Segment Start: Supplied material

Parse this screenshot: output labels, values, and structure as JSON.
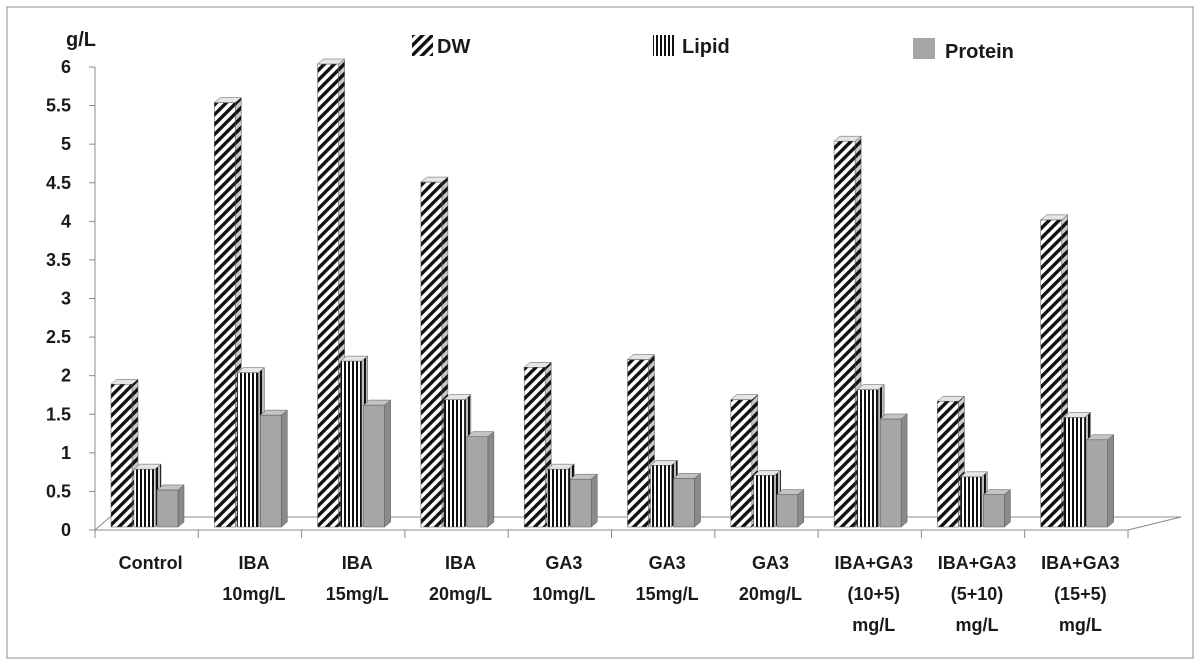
{
  "chart_data": {
    "type": "bar",
    "ylabel": "g/L",
    "ylim": [
      0,
      6
    ],
    "yticks": [
      "0",
      "0.5",
      "1",
      "1.5",
      "2",
      "2.5",
      "3",
      "3.5",
      "4",
      "4.5",
      "5",
      "5.5",
      "6"
    ],
    "categories": [
      [
        "Control"
      ],
      [
        "IBA",
        "10mg/L"
      ],
      [
        "IBA",
        "15mg/L"
      ],
      [
        "IBA",
        "20mg/L"
      ],
      [
        "GA3",
        "10mg/L"
      ],
      [
        "GA3",
        "15mg/L"
      ],
      [
        "GA3",
        "20mg/L"
      ],
      [
        "IBA+GA3",
        "(10+5)",
        "mg/L"
      ],
      [
        "IBA+GA3",
        "(5+10)",
        "mg/L"
      ],
      [
        "IBA+GA3",
        "(15+5)",
        "mg/L"
      ]
    ],
    "series": [
      {
        "name": "DW",
        "pattern": "diagonal-hatch",
        "values": [
          1.85,
          5.5,
          6.0,
          4.47,
          2.07,
          2.17,
          1.65,
          5.0,
          1.63,
          3.98
        ]
      },
      {
        "name": "Lipid",
        "pattern": "vertical-lines",
        "values": [
          0.75,
          2.0,
          2.15,
          1.65,
          0.75,
          0.8,
          0.67,
          1.78,
          0.65,
          1.42
        ]
      },
      {
        "name": "Protein",
        "pattern": "solid",
        "color": "#a6a6a6",
        "values": [
          0.48,
          1.45,
          1.58,
          1.17,
          0.62,
          0.63,
          0.42,
          1.4,
          0.42,
          1.13
        ]
      }
    ],
    "grid": false,
    "legend": "top"
  }
}
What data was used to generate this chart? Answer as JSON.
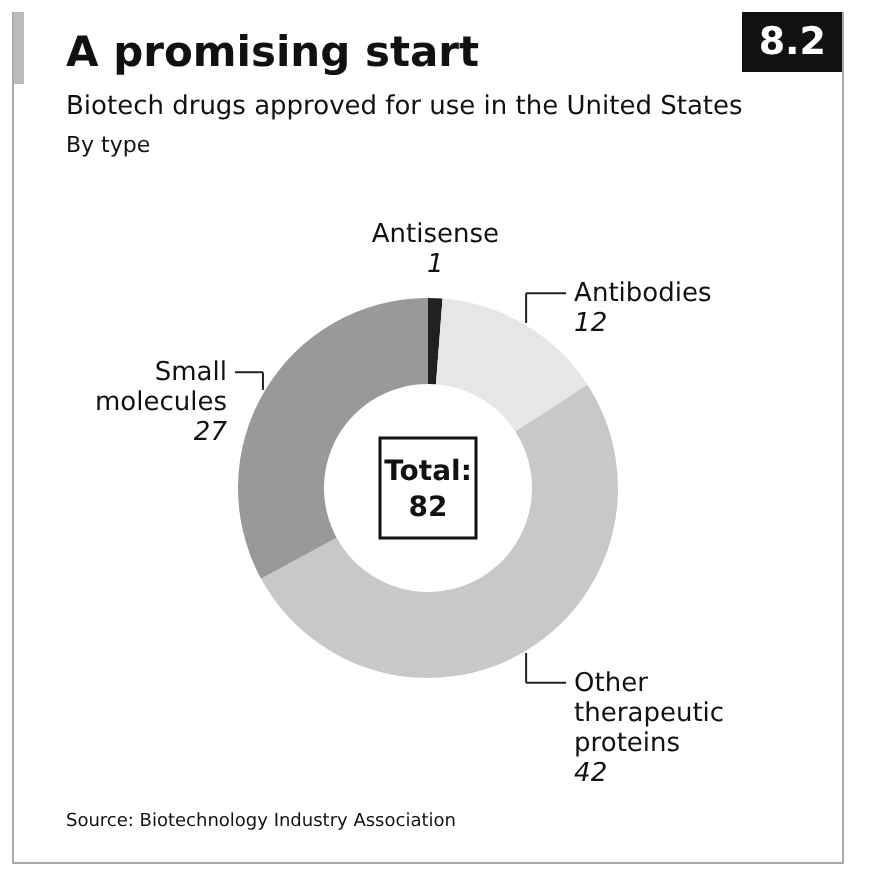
{
  "chart_data": {
    "type": "donut",
    "title": "A promising start",
    "subtitle": "Biotech drugs approved for use in the United States",
    "categories": [
      "Antisense",
      "Antibodies",
      "Other therapeutic proteins",
      "Small molecules"
    ],
    "values": [
      1,
      12,
      42,
      27
    ],
    "colors": [
      "#231f20",
      "#e6e6e6",
      "#c8c8c8",
      "#999999"
    ],
    "data_labels": true,
    "annotations": [
      "8.2",
      "By type",
      "Total:\n82",
      "Source: Biotechnology Industry Association"
    ]
  }
}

Segment End: Supplied material

→ **What needs to be done**
The answer must be an exact copy of the lines from the one with "What data was" through the final line above, both ends included, and nothing else; pictures stay out.

→ **Expected output**
What data was used to generate this chart? Answer as JSON.
{
  "chart_data": {
    "type": "donut",
    "title": "A promising start",
    "subtitle": "Biotech drugs approved for use in the United States",
    "categories": [
      "Antisense",
      "Antibodies",
      "Other therapeutic proteins",
      "Small molecules"
    ],
    "values": [
      1,
      12,
      42,
      27
    ],
    "colors": [
      "#231f20",
      "#e6e6e6",
      "#c8c8c8",
      "#999999"
    ],
    "data_labels": true,
    "annotations": [
      "8.2",
      "By type",
      "Total:\n82",
      "Source: Biotechnology Industry Association"
    ]
  }
}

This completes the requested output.